* TASK DATA:
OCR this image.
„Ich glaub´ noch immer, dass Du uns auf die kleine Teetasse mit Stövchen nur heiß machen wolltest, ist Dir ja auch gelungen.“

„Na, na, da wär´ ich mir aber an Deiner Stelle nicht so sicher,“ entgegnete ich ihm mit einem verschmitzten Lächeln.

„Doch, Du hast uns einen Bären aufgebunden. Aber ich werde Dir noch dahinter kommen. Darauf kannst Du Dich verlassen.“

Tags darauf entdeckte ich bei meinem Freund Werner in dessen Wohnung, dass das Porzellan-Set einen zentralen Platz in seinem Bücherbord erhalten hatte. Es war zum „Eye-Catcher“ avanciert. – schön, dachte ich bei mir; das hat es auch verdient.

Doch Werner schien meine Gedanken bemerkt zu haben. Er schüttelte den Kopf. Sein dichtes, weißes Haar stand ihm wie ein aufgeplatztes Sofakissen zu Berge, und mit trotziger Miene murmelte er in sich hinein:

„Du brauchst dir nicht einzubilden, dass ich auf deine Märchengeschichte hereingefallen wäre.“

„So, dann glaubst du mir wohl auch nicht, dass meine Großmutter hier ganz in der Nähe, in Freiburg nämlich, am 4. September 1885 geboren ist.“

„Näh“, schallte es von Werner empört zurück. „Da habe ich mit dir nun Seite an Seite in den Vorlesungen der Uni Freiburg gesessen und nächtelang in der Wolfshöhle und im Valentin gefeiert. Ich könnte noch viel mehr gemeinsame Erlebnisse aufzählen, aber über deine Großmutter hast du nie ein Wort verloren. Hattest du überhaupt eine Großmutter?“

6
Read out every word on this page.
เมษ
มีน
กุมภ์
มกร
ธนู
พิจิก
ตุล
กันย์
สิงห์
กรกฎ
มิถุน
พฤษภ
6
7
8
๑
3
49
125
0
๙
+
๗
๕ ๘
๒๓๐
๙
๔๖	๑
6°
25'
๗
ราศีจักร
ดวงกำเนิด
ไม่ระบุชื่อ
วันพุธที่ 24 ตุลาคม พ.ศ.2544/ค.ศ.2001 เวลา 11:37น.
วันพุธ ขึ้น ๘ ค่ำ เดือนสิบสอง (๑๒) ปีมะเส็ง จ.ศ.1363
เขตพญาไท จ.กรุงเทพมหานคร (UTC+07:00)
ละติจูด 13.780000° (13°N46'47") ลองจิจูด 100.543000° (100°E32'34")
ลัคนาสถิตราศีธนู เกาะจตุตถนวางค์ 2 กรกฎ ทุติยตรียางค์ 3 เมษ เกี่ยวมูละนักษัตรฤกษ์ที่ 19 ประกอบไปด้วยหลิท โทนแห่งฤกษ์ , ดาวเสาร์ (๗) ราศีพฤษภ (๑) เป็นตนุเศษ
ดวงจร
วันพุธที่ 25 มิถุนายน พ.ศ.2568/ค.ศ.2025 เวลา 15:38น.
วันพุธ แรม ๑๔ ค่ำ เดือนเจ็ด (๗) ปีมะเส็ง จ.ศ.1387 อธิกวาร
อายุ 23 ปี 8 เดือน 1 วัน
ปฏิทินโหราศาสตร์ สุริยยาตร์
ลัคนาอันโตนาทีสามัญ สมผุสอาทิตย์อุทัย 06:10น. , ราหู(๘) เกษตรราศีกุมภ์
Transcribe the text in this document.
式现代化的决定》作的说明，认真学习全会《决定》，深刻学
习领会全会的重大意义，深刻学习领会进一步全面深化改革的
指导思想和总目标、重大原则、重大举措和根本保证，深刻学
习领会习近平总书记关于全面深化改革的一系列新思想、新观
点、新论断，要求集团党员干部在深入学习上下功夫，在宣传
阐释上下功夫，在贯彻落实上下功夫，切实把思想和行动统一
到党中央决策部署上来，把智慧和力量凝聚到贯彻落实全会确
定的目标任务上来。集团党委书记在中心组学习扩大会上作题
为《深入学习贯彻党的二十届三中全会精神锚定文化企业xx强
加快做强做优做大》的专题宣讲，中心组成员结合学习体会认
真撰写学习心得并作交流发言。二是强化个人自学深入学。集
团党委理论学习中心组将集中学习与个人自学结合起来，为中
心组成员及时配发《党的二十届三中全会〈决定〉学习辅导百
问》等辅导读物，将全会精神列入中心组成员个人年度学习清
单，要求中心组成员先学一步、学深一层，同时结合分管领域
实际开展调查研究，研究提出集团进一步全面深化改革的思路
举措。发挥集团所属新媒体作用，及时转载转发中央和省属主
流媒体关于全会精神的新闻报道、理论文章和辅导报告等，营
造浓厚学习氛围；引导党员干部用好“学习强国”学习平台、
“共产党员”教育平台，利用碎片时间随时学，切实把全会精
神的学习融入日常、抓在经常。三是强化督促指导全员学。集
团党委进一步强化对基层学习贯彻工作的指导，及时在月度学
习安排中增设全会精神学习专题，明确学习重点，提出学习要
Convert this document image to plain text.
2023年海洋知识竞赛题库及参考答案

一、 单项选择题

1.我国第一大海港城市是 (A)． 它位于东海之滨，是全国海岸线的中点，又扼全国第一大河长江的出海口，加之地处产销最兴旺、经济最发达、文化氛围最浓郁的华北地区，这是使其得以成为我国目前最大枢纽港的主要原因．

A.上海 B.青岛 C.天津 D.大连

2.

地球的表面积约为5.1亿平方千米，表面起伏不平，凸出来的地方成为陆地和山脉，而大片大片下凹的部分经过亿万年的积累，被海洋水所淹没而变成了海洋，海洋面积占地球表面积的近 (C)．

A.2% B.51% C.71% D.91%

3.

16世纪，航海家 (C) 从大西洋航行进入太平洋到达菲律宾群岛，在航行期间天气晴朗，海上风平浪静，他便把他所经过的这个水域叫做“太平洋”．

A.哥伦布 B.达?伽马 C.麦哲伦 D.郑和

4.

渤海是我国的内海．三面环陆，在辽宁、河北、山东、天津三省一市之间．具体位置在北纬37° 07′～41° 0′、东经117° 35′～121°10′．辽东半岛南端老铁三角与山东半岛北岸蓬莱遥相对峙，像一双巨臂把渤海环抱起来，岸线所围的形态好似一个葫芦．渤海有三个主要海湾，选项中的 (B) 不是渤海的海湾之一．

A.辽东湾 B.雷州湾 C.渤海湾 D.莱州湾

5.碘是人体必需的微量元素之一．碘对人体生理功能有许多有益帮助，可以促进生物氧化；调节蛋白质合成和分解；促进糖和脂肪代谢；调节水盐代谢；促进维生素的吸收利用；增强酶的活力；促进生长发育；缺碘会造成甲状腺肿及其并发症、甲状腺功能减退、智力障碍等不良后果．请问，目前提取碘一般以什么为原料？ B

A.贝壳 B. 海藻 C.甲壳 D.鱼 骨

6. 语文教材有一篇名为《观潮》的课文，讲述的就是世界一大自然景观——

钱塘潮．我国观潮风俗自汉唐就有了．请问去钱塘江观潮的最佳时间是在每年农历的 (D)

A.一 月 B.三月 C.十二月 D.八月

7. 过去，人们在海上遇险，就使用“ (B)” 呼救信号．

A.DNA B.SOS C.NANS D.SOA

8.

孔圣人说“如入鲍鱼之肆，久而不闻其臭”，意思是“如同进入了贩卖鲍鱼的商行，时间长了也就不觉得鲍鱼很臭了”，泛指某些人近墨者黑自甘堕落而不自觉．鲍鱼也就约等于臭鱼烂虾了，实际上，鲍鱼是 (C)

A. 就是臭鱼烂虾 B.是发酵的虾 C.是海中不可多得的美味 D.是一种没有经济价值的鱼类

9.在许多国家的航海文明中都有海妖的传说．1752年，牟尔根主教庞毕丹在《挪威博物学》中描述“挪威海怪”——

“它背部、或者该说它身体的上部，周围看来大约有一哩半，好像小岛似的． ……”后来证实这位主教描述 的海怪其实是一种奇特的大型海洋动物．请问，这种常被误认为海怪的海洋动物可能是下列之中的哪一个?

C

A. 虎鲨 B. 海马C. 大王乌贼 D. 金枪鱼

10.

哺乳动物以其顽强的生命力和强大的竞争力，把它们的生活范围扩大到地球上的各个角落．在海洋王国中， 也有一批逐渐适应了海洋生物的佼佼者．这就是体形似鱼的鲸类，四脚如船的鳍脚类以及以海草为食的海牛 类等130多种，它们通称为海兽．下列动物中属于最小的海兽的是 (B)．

* EXERCISE TASK:
Select, from the listing, all lines that include the word "Freiburg".

* COMPLETED EXERCISE:
„So, dann glaubst du mir wohl auch nicht, dass meine Großmutter hier ganz in der Nähe, in Freiburg nämlich, am 4. September 1885 geboren ist.“
„Näh“, schallte es von Werner empört zurück. „Da habe ich mit dir nun Seite an Seite in den Vorlesungen der Uni Freiburg gesessen und nächtelang in der Wolfshöhle und im Valentin gefeiert. Ich könnte noch viel mehr gemeinsame Erlebnisse aufzählen, aber über deine Großmutter hast du nie ein Wort verloren. Hattest du überhaupt eine Großmutter?“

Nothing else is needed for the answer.